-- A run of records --
§ §

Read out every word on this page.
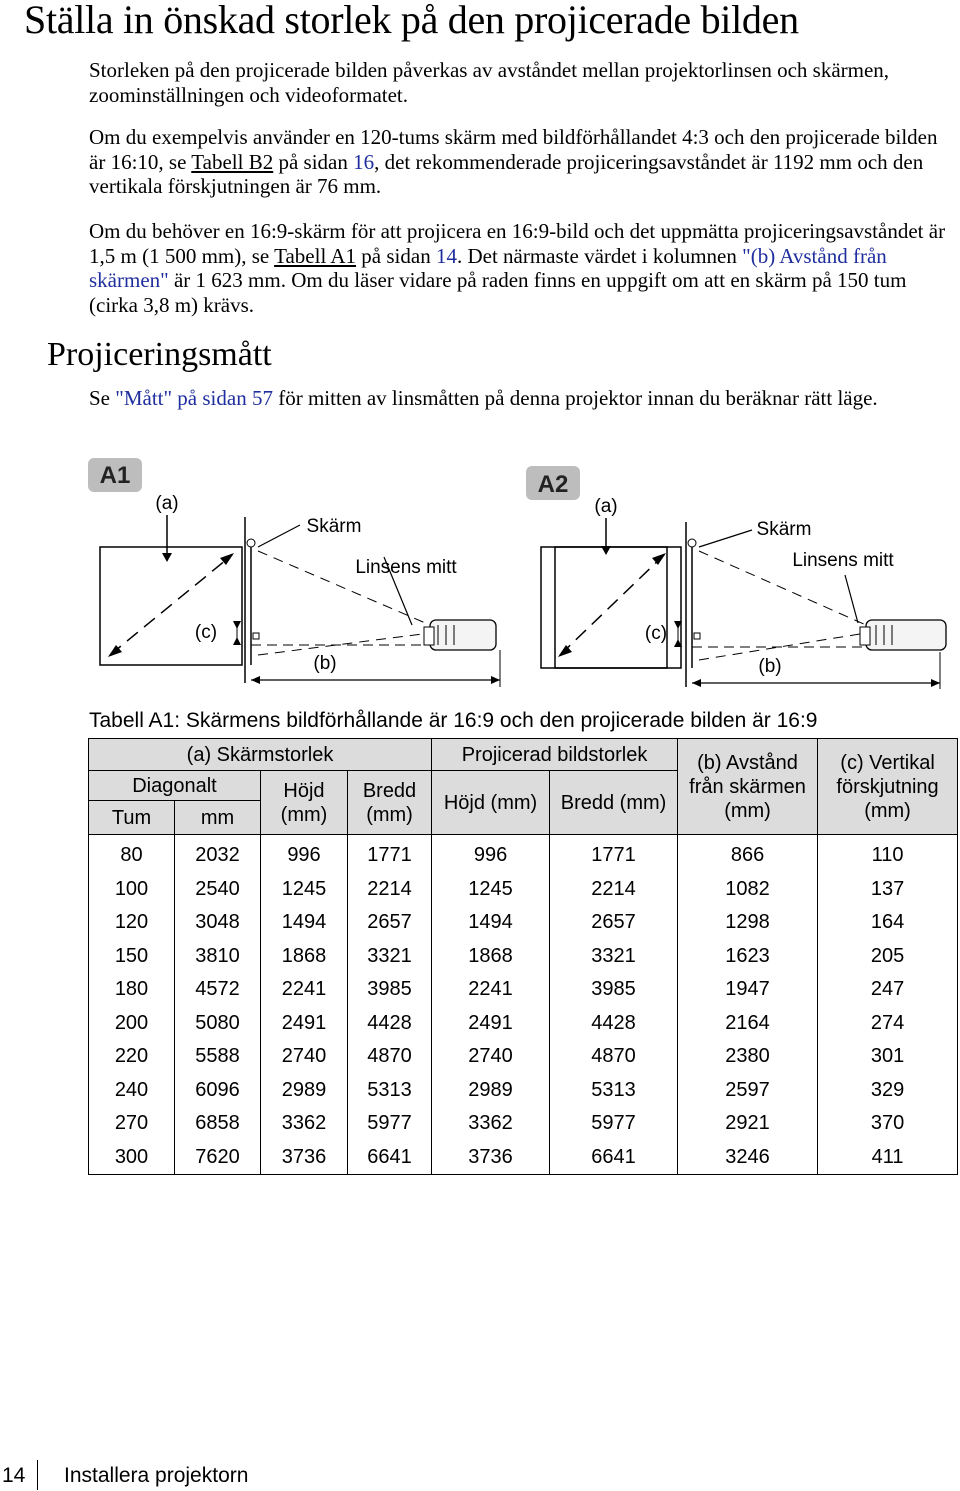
Ställa in önskad storlek på den projicerade bilden

Storleken på den projicerade bilden påverkas av avståndet mellan projektorlinsen och skärmen, zoominställningen och videoformatet.

Om du exempelvis använder en 120-tums skärm med bildförhållandet 4:3 och den projicerade bilden är 16:10, se Tabell B2 på sidan 16, det rekommenderade projiceringsavståndet är 1192 mm och den vertikala förskjutningen är 76 mm.

Om du behöver en 16:9-skärm för att projicera en 16:9-bild och det uppmätta projiceringsavståndet är 1,5 m (1 500 mm), se Tabell A1 på sidan 14. Det närmaste värdet i kolumnen "(b) Avstånd från skärmen" är 1 623 mm. Om du läser vidare på raden finns en uppgift om att en skärm på 150 tum (cirka 3,8 m) krävs.

Projiceringsmått

Se "Mått" på sidan 57 för mitten av linsmåtten på denna projektor innan du beräknar rätt läge.

A1
(a)
Skärm
Linsens mitt
(c)
(b)
A2
(a)
Skärm
Linsens mitt
(c)
(b)

Tabell A1: Skärmens bildförhållande är 16:9 och den projicerade bilden är 16:9

(a) Skärmstorlek				Projicerad bildstorlek		(b) Avstånd från skärmen (mm)	(c) Vertikal förskjutning (mm)
Diagonalt		Höjd (mm)	Bredd (mm)	Höjd (mm)	Bredd (mm)		
Tum	mm						
80	2032	996	1771	996	1771	866	110
100	2540	1245	2214	1245	2214	1082	137
120	3048	1494	2657	1494	2657	1298	164
150	3810	1868	3321	1868	3321	1623	205
180	4572	2241	3985	2241	3985	1947	247
200	5080	2491	4428	2491	4428	2164	274
220	5588	2740	4870	2740	4870	2380	301
240	6096	2989	5313	2989	5313	2597	329
270	6858	3362	5977	3362	5977	2921	370
300	7620	3736	6641	3736	6641	3246	411
14 Installera projektorn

§ §

-- WHAT IS ASKED --
Tally the lines of the listing above that include the word "från". Answer with the number alone.

-- FULL ANSWER --
2